## TASK REQUIREMENTS
1. In the home networking post, what does the writer run OpenWRT on at home?
2. Rewrite the passage of the home networking post that begins at the words "ssl-3|3 months ago" and stops after "near there yet.", putting "smart plugs" wherever "light bulbs" appears.

## SOURCE EXTRACT
I've recently started with Home Assistant and have been adding devices to my single network. The ISP provided eero modem/router doesn't provide VLAN capability.
ssl-3|3 months ago
In my own little world at home, I just use OpenWRT (on a now-old Raspberry Pi 4), Mikrotik access points, and with some random switches that grok 802.11q wherever they are useful. This has let me do whatever I've imagined wanting so far with VLANs, SSIDs, routing, firewalling, ...
And a person can also use a one-box solution running OpenWRT (the OpenWRT One is such a box) or Mikrotik's RouterOS (like their succinctly-named L009UiGS-2HaxD-IN).
But all of that is drifting pretty far from the concept I'd like to see, which is:
Person walks into Wal-Mart. Person buys a router, and some Matter wifi light bulbs. As a part of setting them up, they're walked through a simple process of making an isolated network for those light bulbs.
And we don't seem to be anywhere near there yet.
(And that may seem like a far-reaching goal to some, but similar things have been accomplished in the past. A router from Wal-Mart used to boot up out of the box and Just Work -- while providing a completely unfettered, unencrypted networked named "linksys" or "NETGEAR" for anyone within earshot to participate in.
Things are longer that way these days. Consumer routers have tended to provide secure-by-default wireless networks for a rather long time now. At least in that one little, important aspect of consumer goods, sanity did eventually prevail.)

## ENTRIES

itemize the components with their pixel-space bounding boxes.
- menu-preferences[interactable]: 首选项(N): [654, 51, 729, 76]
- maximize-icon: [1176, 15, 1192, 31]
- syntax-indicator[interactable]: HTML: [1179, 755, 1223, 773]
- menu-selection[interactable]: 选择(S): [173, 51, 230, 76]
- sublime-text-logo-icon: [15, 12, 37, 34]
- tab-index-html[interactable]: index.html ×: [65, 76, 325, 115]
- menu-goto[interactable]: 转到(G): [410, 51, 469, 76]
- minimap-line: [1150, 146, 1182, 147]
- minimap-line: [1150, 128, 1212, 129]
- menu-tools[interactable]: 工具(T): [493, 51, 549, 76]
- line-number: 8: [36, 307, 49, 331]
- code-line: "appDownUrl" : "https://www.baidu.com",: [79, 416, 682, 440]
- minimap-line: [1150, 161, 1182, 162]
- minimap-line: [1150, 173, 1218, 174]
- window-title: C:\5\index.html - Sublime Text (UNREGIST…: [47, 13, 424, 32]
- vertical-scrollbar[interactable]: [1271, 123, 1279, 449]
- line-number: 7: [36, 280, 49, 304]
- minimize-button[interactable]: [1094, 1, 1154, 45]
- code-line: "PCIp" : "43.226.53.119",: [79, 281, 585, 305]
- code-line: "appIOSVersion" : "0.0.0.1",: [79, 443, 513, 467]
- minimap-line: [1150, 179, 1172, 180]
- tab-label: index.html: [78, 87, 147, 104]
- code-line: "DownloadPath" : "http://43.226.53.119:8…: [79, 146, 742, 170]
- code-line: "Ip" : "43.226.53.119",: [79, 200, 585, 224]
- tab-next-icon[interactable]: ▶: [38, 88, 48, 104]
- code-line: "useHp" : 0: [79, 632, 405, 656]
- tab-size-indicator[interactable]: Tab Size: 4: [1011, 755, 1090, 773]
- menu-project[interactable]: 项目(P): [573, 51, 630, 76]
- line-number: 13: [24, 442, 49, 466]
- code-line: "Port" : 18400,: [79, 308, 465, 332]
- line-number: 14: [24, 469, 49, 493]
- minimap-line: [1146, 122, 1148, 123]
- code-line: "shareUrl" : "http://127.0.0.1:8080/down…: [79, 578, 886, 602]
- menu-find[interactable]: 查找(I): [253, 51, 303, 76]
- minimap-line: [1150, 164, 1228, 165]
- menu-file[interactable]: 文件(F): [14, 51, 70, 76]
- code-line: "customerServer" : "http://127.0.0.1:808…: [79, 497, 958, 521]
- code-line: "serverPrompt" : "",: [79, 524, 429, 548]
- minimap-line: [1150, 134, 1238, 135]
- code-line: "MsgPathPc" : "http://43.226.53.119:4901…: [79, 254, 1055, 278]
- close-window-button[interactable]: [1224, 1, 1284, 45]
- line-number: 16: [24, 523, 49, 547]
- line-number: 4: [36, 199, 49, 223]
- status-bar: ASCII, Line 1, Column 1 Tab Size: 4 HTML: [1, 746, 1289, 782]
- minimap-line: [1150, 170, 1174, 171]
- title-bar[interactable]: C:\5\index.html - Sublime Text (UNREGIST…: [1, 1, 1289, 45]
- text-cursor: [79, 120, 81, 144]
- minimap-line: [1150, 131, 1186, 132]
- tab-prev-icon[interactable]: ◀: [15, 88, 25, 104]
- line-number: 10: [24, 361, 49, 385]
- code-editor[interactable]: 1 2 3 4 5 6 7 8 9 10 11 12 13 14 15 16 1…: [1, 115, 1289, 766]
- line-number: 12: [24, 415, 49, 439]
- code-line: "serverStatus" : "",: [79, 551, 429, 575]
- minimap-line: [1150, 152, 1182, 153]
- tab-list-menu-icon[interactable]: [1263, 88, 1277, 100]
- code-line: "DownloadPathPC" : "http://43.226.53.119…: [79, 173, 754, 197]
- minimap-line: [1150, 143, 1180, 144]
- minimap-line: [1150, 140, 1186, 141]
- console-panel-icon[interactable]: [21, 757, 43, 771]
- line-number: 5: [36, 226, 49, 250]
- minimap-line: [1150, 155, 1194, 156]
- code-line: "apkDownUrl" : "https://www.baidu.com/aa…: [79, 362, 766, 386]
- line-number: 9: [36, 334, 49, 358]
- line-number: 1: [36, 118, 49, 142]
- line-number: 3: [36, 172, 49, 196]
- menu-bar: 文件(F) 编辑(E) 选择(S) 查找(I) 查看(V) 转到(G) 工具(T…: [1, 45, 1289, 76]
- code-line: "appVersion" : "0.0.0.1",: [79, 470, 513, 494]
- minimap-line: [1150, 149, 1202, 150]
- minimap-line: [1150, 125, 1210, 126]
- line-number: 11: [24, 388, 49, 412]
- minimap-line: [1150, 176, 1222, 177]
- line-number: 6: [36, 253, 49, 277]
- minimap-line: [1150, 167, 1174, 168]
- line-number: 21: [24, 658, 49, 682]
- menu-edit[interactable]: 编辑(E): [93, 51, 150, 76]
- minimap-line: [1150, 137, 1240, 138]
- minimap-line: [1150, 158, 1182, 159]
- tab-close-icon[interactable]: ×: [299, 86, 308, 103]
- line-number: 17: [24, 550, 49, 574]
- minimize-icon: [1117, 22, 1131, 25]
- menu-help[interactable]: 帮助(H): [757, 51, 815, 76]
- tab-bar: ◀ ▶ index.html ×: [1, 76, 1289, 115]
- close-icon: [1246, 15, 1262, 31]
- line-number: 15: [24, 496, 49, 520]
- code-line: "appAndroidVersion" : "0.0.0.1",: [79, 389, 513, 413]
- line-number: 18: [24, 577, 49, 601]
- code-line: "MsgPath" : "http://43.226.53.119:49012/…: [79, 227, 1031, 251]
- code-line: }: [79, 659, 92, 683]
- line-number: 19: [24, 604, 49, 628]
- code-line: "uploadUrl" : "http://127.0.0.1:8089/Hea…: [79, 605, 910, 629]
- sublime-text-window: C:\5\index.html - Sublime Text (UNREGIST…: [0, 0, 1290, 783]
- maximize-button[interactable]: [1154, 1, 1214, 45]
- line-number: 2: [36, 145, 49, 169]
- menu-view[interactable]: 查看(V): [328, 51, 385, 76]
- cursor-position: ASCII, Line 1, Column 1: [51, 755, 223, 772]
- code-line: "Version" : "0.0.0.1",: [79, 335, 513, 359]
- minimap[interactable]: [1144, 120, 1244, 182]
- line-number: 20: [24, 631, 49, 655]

## ANSWERS FOR THIS EXERCISE
1. A now-old Raspberry Pi 4.

2.
ssl-3|3 months ago
In my own little world at home, I just use OpenWRT (on a now-old Raspberry Pi 4), Mikrotik access points, and with some random switches that grok 802.11q wherever they are useful. This has let me do whatever I've imagined wanting so far with VLANs, SSIDs, routing, firewalling, ...
And a person can also use a one-box solution running OpenWRT (the OpenWRT One is such a box) or Mikrotik's RouterOS (like their succinctly-named L009UiGS-2HaxD-IN).
But all of that is drifting pretty far from the concept I'd like to see, which is:
Person walks into Wal-Mart. Person buys a router, and some Matter wifi smart plugs. As a part of setting them up, they're walked through a simple process of making an isolated network for those smart plugs.
And we don't seem to be anywhere near there yet.